» Records:
___

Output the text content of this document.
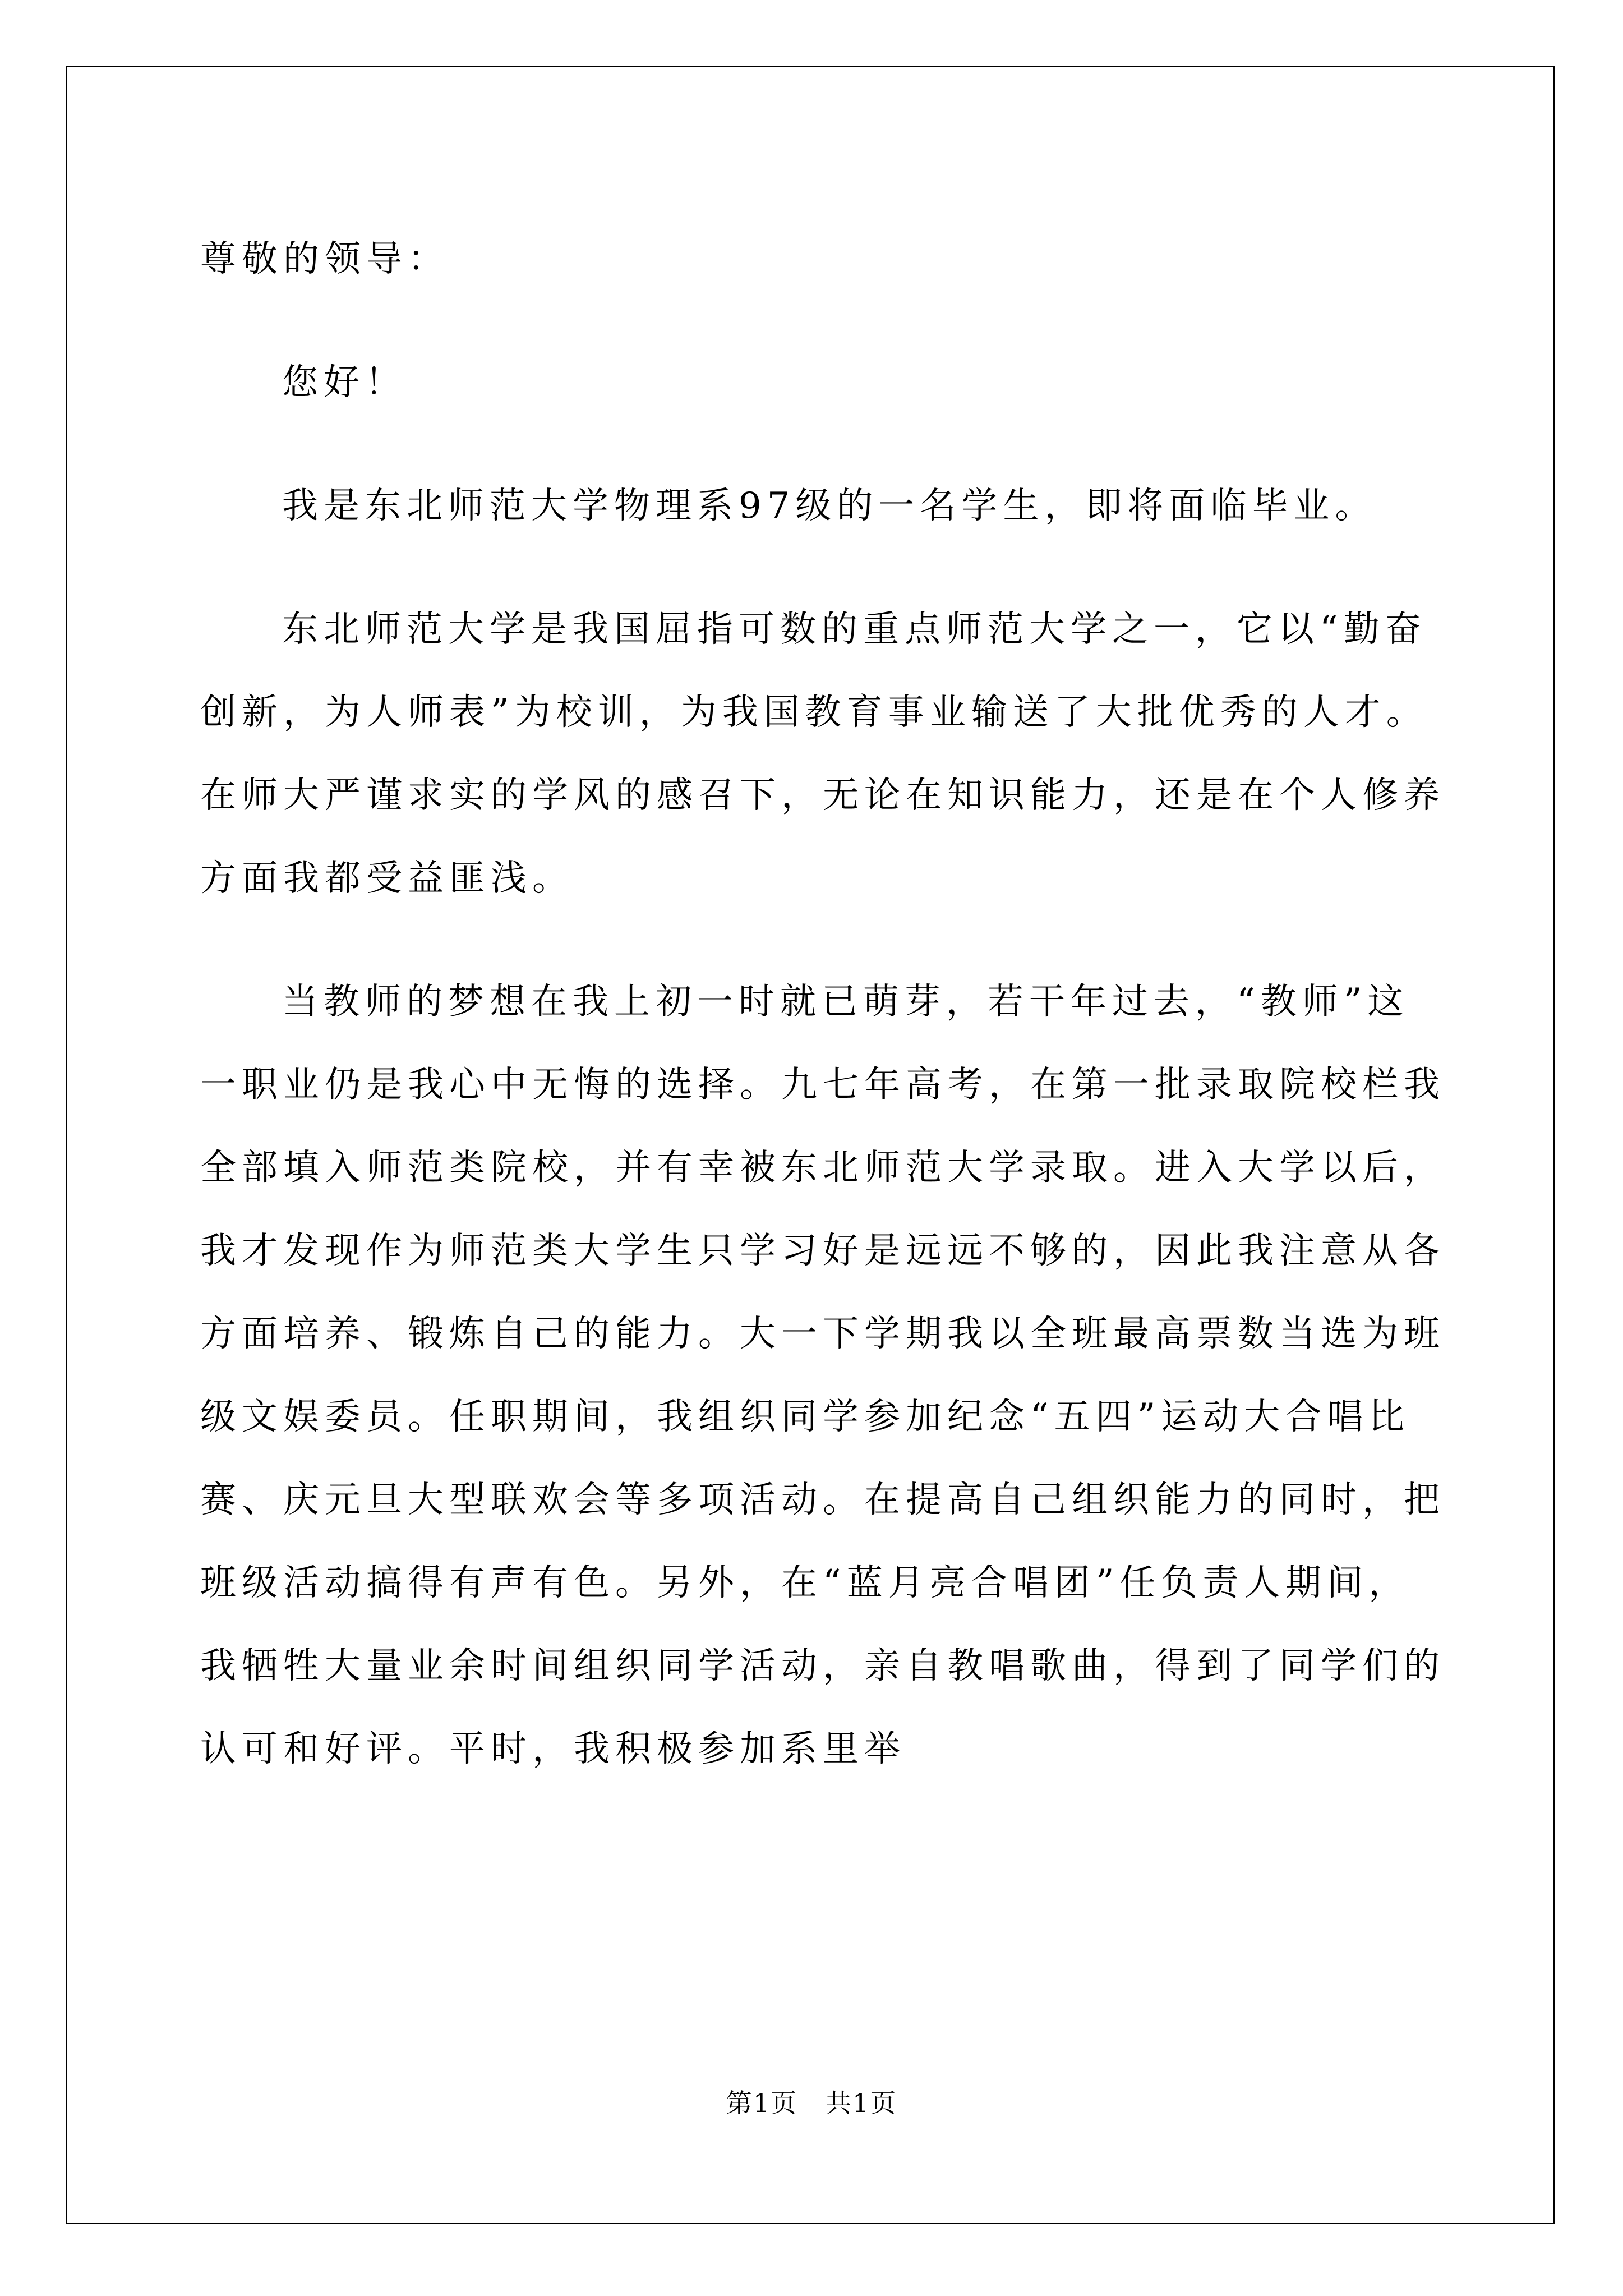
尊敬的领导：
您好！
我是东北师范大学物理系97级的一名学生，即将面临毕业。
东北师范大学是我国屈指可数的重点师范大学之一，它以“勤奋
创新，为人师表”为校训，为我国教育事业输送了大批优秀的人才。
在师大严谨求实的学风的感召下，无论在知识能力，还是在个人修养
方面我都受益匪浅。
当教师的梦想在我上初一时就已萌芽，若干年过去，“教师”这
一职业仍是我心中无悔的选择。九七年高考，在第一批录取院校栏我
全部填入师范类院校，并有幸被东北师范大学录取。进入大学以后，
我才发现作为师范类大学生只学习好是远远不够的，因此我注意从各
方面培养、锻炼自己的能力。大一下学期我以全班最高票数当选为班
级文娱委员。任职期间，我组织同学参加纪念“五四”运动大合唱比
赛、庆元旦大型联欢会等多项活动。在提高自己组织能力的同时，把
班级活动搞得有声有色。另外，在“蓝月亮合唱团”任负责人期间，
我牺牲大量业余时间组织同学活动，亲自教唱歌曲，得到了同学们的
认可和好评。平时，我积极参加系里举
第1页 共1页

___

» Stated exercise: Every record above should be written out again exactly; the pictures stay out of the copy.

» Task solution:
Output the text content of this document.
尊敬的领导：
您好！
我是东北师范大学物理系97级的一名学生，即将面临毕业。
东北师范大学是我国屈指可数的重点师范大学之一，它以“勤奋
创新，为人师表”为校训，为我国教育事业输送了大批优秀的人才。
在师大严谨求实的学风的感召下，无论在知识能力，还是在个人修养
方面我都受益匪浅。
当教师的梦想在我上初一时就已萌芽，若干年过去，“教师”这
一职业仍是我心中无悔的选择。九七年高考，在第一批录取院校栏我
全部填入师范类院校，并有幸被东北师范大学录取。进入大学以后，
我才发现作为师范类大学生只学习好是远远不够的，因此我注意从各
方面培养、锻炼自己的能力。大一下学期我以全班最高票数当选为班
级文娱委员。任职期间，我组织同学参加纪念“五四”运动大合唱比
赛、庆元旦大型联欢会等多项活动。在提高自己组织能力的同时，把
班级活动搞得有声有色。另外，在“蓝月亮合唱团”任负责人期间，
我牺牲大量业余时间组织同学活动，亲自教唱歌曲，得到了同学们的
认可和好评。平时，我积极参加系里举
第1页 共1页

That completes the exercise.